## PROBLEM:
Examine the entries and show every line in which the word "świata" is found.

## DATASET ROWS:
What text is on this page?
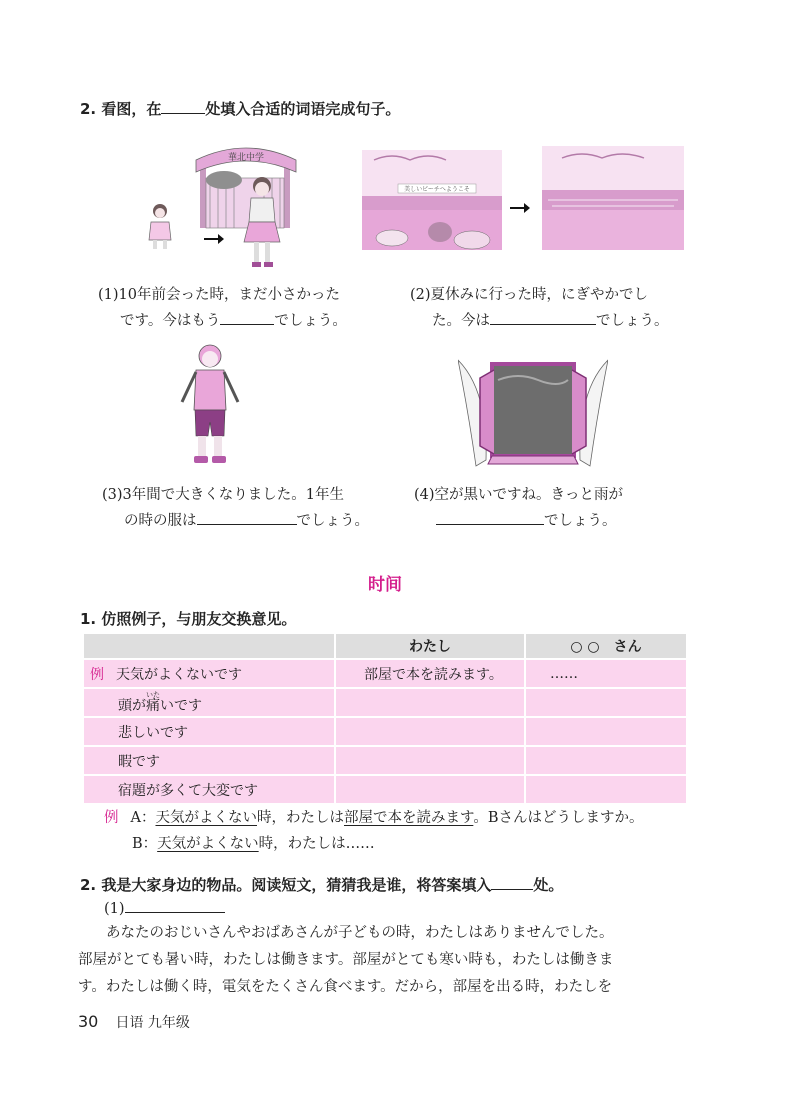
2. 看图，在	处填入合适的词语完成句子。
華北中学
美しいビーチへようこそ
(1)10年前会った時，まだ小さかった
です。今はもう	でしょう。
(2)夏休みに行った時，にぎやかでし
た。今は	でしょう。
(3)3年間で大きくなりました。1年生
の時の服は	でしょう。
(4)空が黒いですね。きっと雨が
でしょう。
时间
1. 仿照例子，与朋友交换意见。
	わたし	○ ○　さん
例 天気がよくないです	部屋で本を読みます。	……
頭が痛いたいです		
悲しいです		
暇です		
宿題が多くて大変です		
例 A：天気がよくない時，わたしは部屋で本を読みます。Bさんはどうしますか。
B：天気がよくない時，わたしは……
2. 我是大家身边的物品。阅读短文，猜猜我是谁，将答案填入	处。
(1)
あなたのおじいさんやおばあさんが子どもの時，わたしはありませんでした。
部屋がとても暑い時，わたしは働きます。部屋がとても寒い時も，わたしは働きま
す。わたしは働く時，電気をたくさん食べます。だから，部屋を出る時，わたしを
30 日语 九年级
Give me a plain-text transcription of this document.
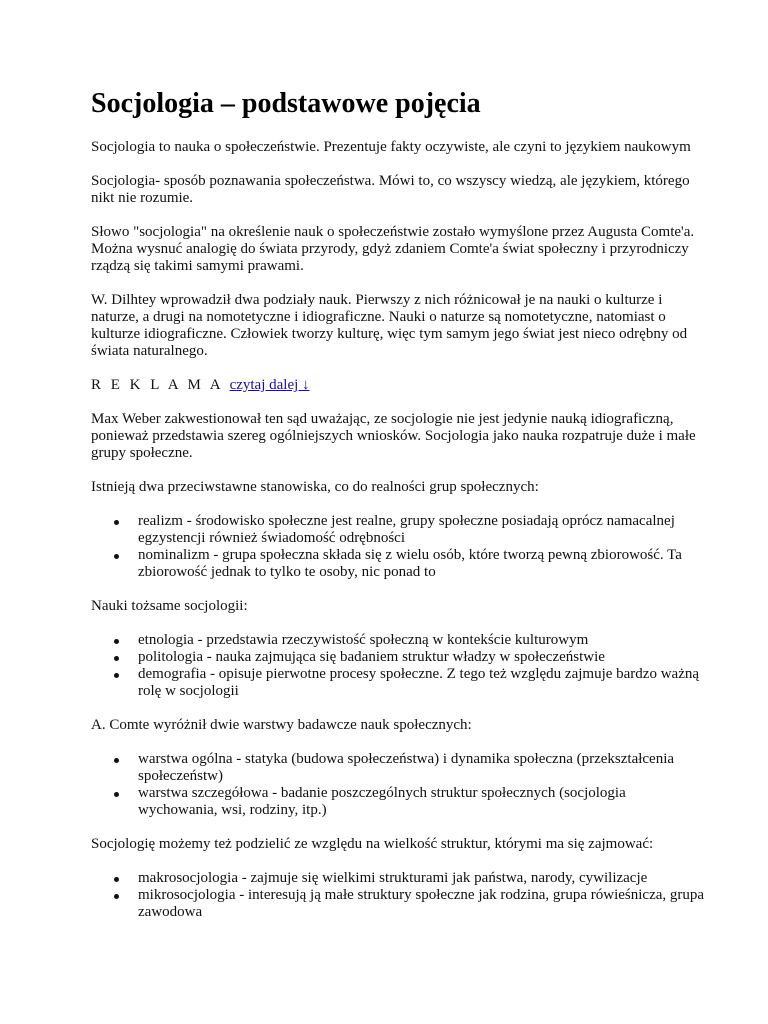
Socjologia – podstawowe pojęcia

Socjologia to nauka o społeczeństwie. Prezentuje fakty oczywiste, ale czyni to językiem naukowym

Socjologia- sposób poznawania społeczeństwa. Mówi to, co wszyscy wiedzą, ale językiem, którego nikt nie rozumie.

Słowo "socjologia" na określenie nauk o społeczeństwie zostało wymyślone przez Augusta Comte'a. Można wysnuć analogię do świata przyrody, gdyż zdaniem Comte'a świat społeczny i przyrodniczy rządzą się takimi samymi prawami.

W. Dilhtey wprowadził dwa podziały nauk. Pierwszy z nich różnicował je na nauki o kulturze i naturze, a drugi na nomotetyczne i idiograficzne. Nauki o naturze są nomotetyczne, natomiast o kulturze idiograficzne. Człowiek tworzy kulturę, więc tym samym jego świat jest nieco odrębny od świata naturalnego.

R E K L A M A czytaj dalej ↓

Max Weber zakwestionował ten sąd uważając, ze socjologie nie jest jedynie nauką idiograficzną, ponieważ przedstawia szereg ogólniejszych wniosków. Socjologia jako nauka rozpatruje duże i małe grupy społeczne.

Istnieją dwa przeciwstawne stanowiska, co do realności grup społecznych:

realizm - środowisko społeczne jest realne, grupy społeczne posiadają oprócz namacalnej egzystencji również świadomość odrębności
nominalizm - grupa społeczna składa się z wielu osób, które tworzą pewną zbiorowość. Ta zbiorowość jednak to tylko te osoby, nic ponad to

Nauki tożsame socjologii:

etnologia - przedstawia rzeczywistość społeczną w kontekście kulturowym
politologia - nauka zajmująca się badaniem struktur władzy w społeczeństwie
demografia - opisuje pierwotne procesy społeczne. Z tego też względu zajmuje bardzo ważną rolę w socjologii

A. Comte wyróżnił dwie warstwy badawcze nauk społecznych:

warstwa ogólna - statyka (budowa społeczeństwa) i dynamika społeczna (przekształcenia społeczeństw)
warstwa szczegółowa - badanie poszczególnych struktur społecznych (socjologia wychowania, wsi, rodziny, itp.)

Socjologię możemy też podzielić ze względu na wielkość struktur, którymi ma się zajmować:

makrosocjologia - zajmuje się wielkimi strukturami jak państwa, narody, cywilizacje
mikrosocjologia - interesują ją małe struktury społeczne jak rodzina, grupa rówieśnicza, grupa zawodowa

## WRITTEN RESPONSE:
Słowo "socjologia" na określenie nauk o społeczeństwie zostało wymyślone przez Augusta Comte'a. Można wysnuć analogię do świata przyrody, gdyż zdaniem Comte'a świat społeczny i przyrodniczy rządzą się takimi samymi prawami.
W. Dilhtey wprowadził dwa podziały nauk. Pierwszy z nich różnicował je na nauki o kulturze i naturze, a drugi na nomotetyczne i idiograficzne. Nauki o naturze są nomotetyczne, natomiast o kulturze idiograficzne. Człowiek tworzy kulturę, więc tym samym jego świat jest nieco odrębny od świata naturalnego.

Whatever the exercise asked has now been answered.